** START INFORMATION SUPPLIED **

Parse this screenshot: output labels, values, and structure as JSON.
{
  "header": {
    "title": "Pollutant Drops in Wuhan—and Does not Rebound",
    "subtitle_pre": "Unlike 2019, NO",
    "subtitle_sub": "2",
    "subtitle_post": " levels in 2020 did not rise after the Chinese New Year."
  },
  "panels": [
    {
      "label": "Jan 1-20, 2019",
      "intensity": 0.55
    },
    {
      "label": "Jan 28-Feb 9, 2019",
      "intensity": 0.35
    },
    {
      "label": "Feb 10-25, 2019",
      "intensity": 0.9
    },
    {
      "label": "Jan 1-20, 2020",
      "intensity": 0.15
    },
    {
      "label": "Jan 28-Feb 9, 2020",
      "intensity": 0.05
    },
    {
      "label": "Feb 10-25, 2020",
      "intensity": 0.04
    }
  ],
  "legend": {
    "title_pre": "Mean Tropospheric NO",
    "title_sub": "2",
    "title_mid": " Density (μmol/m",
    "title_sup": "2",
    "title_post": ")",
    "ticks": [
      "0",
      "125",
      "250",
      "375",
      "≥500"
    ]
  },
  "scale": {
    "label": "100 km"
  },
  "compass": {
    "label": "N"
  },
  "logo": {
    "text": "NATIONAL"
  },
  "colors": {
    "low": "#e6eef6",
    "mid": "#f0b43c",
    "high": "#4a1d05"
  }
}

** END INFORMATION SUPPLIED **

= DIRECTIONS =
Find how many lines of the entries contain "intensity". Respond with the number only.

= CORRECT OUTPUT =
6